*** THE RECORDS Section Begins ***

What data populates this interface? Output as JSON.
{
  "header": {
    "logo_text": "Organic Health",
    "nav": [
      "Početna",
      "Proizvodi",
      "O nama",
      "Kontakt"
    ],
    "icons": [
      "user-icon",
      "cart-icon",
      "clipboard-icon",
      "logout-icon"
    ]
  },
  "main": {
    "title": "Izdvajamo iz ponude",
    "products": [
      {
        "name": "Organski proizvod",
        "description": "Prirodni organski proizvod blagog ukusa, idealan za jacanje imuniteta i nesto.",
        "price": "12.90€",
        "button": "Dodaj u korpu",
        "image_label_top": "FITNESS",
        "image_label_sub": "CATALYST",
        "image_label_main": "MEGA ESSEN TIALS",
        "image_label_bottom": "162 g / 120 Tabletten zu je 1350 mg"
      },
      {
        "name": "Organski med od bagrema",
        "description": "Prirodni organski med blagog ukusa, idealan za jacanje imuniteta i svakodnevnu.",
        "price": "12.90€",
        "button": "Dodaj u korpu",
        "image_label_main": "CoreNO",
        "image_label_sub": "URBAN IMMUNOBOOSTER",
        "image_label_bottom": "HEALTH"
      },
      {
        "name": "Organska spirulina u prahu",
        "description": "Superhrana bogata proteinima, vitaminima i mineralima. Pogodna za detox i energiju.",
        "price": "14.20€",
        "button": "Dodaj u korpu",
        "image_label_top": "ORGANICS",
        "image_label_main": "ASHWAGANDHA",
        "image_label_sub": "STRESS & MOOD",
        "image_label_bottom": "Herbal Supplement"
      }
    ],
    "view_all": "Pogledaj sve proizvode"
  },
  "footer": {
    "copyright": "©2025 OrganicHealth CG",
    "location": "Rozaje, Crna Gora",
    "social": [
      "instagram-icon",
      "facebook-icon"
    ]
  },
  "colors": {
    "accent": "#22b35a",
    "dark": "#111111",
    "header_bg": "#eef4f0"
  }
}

*** THE RECORDS Section Ends ***

**TASK TO CARRY OUT**
Go through the material above and copy each line that has the word "ukusa".

**EXPECTED ANSWER**
        "description": "Prirodni organski proizvod blagog ukusa, idealan za jacanje imuniteta i nesto.",
        "description": "Prirodni organski med blagog ukusa, idealan za jacanje imuniteta i svakodnevnu.",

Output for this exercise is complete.